> Short exercise:
Exclude the pictures, then copy all remaining records exactly.
━━ Records to use
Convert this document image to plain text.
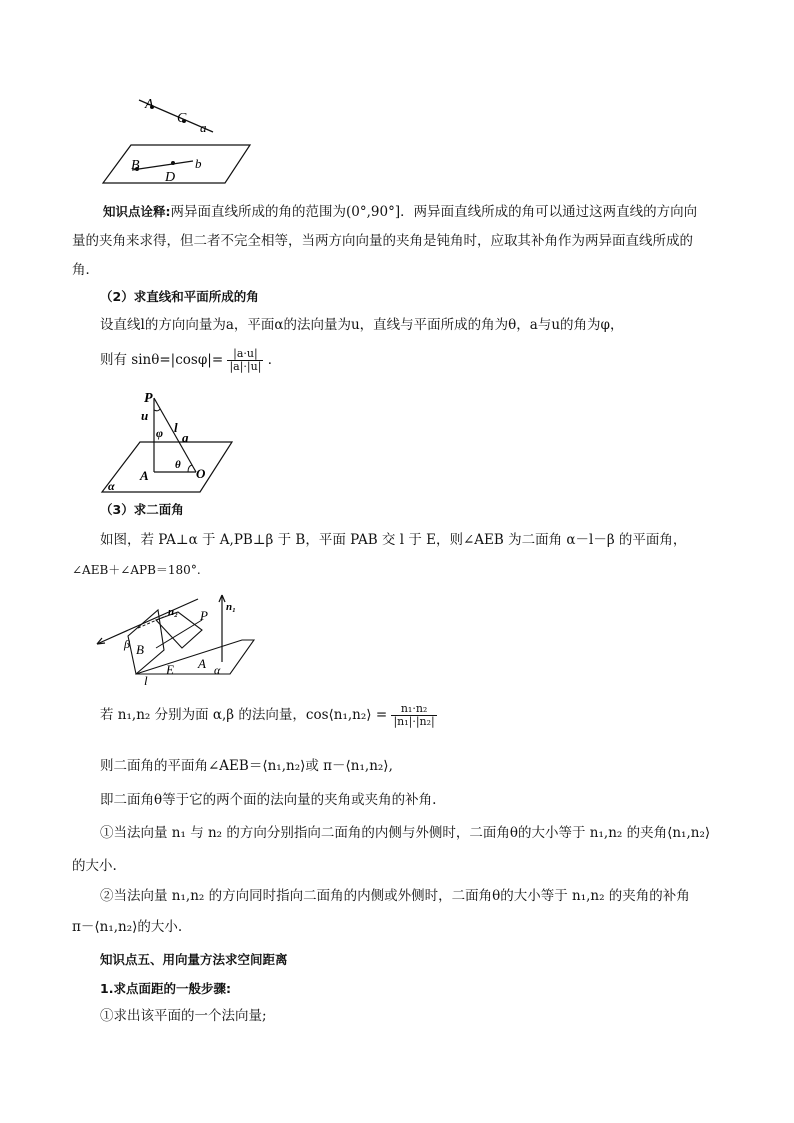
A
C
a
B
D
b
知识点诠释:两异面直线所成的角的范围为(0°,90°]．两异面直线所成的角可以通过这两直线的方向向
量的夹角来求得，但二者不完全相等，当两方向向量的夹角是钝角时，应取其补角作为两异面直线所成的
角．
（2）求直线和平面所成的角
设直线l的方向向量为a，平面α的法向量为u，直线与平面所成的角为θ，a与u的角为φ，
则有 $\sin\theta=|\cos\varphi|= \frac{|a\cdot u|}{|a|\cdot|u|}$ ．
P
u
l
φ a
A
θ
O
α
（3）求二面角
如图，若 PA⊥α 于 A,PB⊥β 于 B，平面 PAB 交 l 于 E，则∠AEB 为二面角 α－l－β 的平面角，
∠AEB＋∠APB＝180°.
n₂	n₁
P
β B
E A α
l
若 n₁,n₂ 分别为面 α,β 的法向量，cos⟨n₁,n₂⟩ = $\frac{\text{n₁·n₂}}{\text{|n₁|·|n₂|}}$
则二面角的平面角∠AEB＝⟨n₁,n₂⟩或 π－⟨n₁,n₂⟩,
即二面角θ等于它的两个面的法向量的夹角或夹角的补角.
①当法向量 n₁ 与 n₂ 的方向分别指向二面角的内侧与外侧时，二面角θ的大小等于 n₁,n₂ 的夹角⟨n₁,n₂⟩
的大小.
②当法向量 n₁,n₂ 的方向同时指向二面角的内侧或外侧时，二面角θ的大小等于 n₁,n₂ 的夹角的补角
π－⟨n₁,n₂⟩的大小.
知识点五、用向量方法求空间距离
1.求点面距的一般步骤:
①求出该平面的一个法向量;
━━━━
> The result:
Convert this document image to plain text.
A
C
a
B
D
b
知识点诠释:两异面直线所成的角的范围为(0°,90°]．两异面直线所成的角可以通过这两直线的方向向
量的夹角来求得，但二者不完全相等，当两方向向量的夹角是钝角时，应取其补角作为两异面直线所成的
角．
（2）求直线和平面所成的角
设直线l的方向向量为a，平面α的法向量为u，直线与平面所成的角为θ，a与u的角为φ，
则有 $\sin\theta=|\cos\varphi|= \frac{|a\cdot u|}{|a|\cdot|u|}$ ．
P
u
l
φ a
A
θ
O
α
（3）求二面角
如图，若 PA⊥α 于 A,PB⊥β 于 B，平面 PAB 交 l 于 E，则∠AEB 为二面角 α－l－β 的平面角，
∠AEB＋∠APB＝180°.
n₂	n₁
P
β B
E A α
l
若 n₁,n₂ 分别为面 α,β 的法向量，cos⟨n₁,n₂⟩ = $\frac{\text{n₁·n₂}}{\text{|n₁|·|n₂|}}$
则二面角的平面角∠AEB＝⟨n₁,n₂⟩或 π－⟨n₁,n₂⟩,
即二面角θ等于它的两个面的法向量的夹角或夹角的补角.
①当法向量 n₁ 与 n₂ 的方向分别指向二面角的内侧与外侧时，二面角θ的大小等于 n₁,n₂ 的夹角⟨n₁,n₂⟩
的大小.
②当法向量 n₁,n₂ 的方向同时指向二面角的内侧或外侧时，二面角θ的大小等于 n₁,n₂ 的夹角的补角
π－⟨n₁,n₂⟩的大小.
知识点五、用向量方法求空间距离
1.求点面距的一般步骤:
①求出该平面的一个法向量;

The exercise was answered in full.